▶ The problem
Your task is to copy the listing exactly, with the pictures left out.

▶ Given records
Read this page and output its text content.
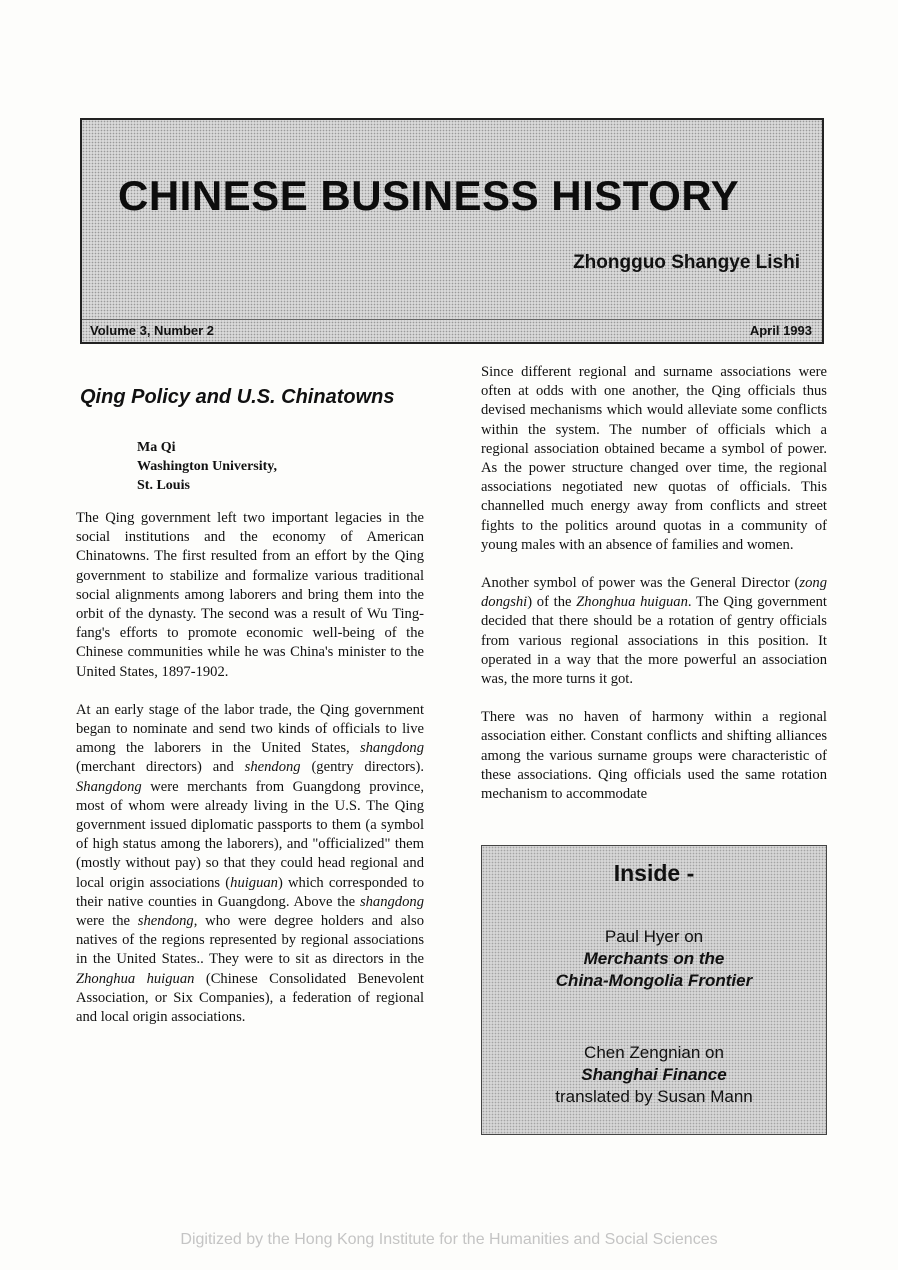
CHINESE BUSINESS HISTORY
Zhongguo Shangye Lishi
Volume 3, Number 2	April 1993
Qing Policy and U.S. Chinatowns
Ma Qi
Washington University,
St. Louis

The Qing government left two important legacies in the social institutions and the economy of American Chinatowns. The first resulted from an effort by the Qing government to stabilize and formalize various traditional social alignments among laborers and bring them into the orbit of the dynasty. The second was a result of Wu Ting-fang's efforts to promote economic well-being of the Chinese communities while he was China's minister to the United States, 1897-1902.

At an early stage of the labor trade, the Qing government began to nominate and send two kinds of officials to live among the laborers in the United States, shangdong (merchant directors) and shendong (gentry directors). Shangdong were merchants from Guangdong province, most of whom were already living in the U.S. The Qing government issued diplomatic passports to them (a symbol of high status among the laborers), and "officialized" them (mostly without pay) so that they could head regional and local origin associations (huiguan) which corresponded to their native counties in Guangdong. Above the shangdong were the shendong, who were degree holders and also natives of the regions represented by regional associations in the United States.. They were to sit as directors in the Zhonghua huiguan (Chinese Consolidated Benevolent Association, or Six Companies), a federation of regional and local origin associations.

Since different regional and surname associations were often at odds with one another, the Qing officials thus devised mechanisms which would alleviate some conflicts within the system. The number of officials which a regional association obtained became a symbol of power. As the power structure changed over time, the regional associations negotiated new quotas of officials. This channelled much energy away from conflicts and street fights to the politics around quotas in a community of young males with an absence of families and women.

Another symbol of power was the General Director (zong dongshi) of the Zhonghua huiguan. The Qing government decided that there should be a rotation of gentry officials from various regional associations in this position. It operated in a way that the more powerful an association was, the more turns it got.

There was no haven of harmony within a regional association either. Constant conflicts and shifting alliances among the various surname groups were characteristic of these associations. Qing officials used the same rotation mechanism to accommodate

Inside -
Paul Hyer on
Merchants on the
China-Mongolia Frontier
Chen Zengnian on
Shanghai Finance
translated by Susan Mann
Digitized by the Hong Kong Institute for the Humanities and Social Sciences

▶ The result
Read this page and output its text content.
CHINESE BUSINESS HISTORY
Zhongguo Shangye Lishi
Volume 3, Number 2	April 1993
Qing Policy and U.S. Chinatowns
Ma Qi
Washington University,
St. Louis

The Qing government left two important legacies in the social institutions and the economy of American Chinatowns. The first resulted from an effort by the Qing government to stabilize and formalize various traditional social alignments among laborers and bring them into the orbit of the dynasty. The second was a result of Wu Ting-fang's efforts to promote economic well-being of the Chinese communities while he was China's minister to the United States, 1897-1902.

At an early stage of the labor trade, the Qing government began to nominate and send two kinds of officials to live among the laborers in the United States, shangdong (merchant directors) and shendong (gentry directors). Shangdong were merchants from Guangdong province, most of whom were already living in the U.S. The Qing government issued diplomatic passports to them (a symbol of high status among the laborers), and "officialized" them (mostly without pay) so that they could head regional and local origin associations (huiguan) which corresponded to their native counties in Guangdong. Above the shangdong were the shendong, who were degree holders and also natives of the regions represented by regional associations in the United States.. They were to sit as directors in the Zhonghua huiguan (Chinese Consolidated Benevolent Association, or Six Companies), a federation of regional and local origin associations.

Since different regional and surname associations were often at odds with one another, the Qing officials thus devised mechanisms which would alleviate some conflicts within the system. The number of officials which a regional association obtained became a symbol of power. As the power structure changed over time, the regional associations negotiated new quotas of officials. This channelled much energy away from conflicts and street fights to the politics around quotas in a community of young males with an absence of families and women.

Another symbol of power was the General Director (zong dongshi) of the Zhonghua huiguan. The Qing government decided that there should be a rotation of gentry officials from various regional associations in this position. It operated in a way that the more powerful an association was, the more turns it got.

There was no haven of harmony within a regional association either. Constant conflicts and shifting alliances among the various surname groups were characteristic of these associations. Qing officials used the same rotation mechanism to accommodate

Inside -
Paul Hyer on
Merchants on the
China-Mongolia Frontier
Chen Zengnian on
Shanghai Finance
translated by Susan Mann
Digitized by the Hong Kong Institute for the Humanities and Social Sciences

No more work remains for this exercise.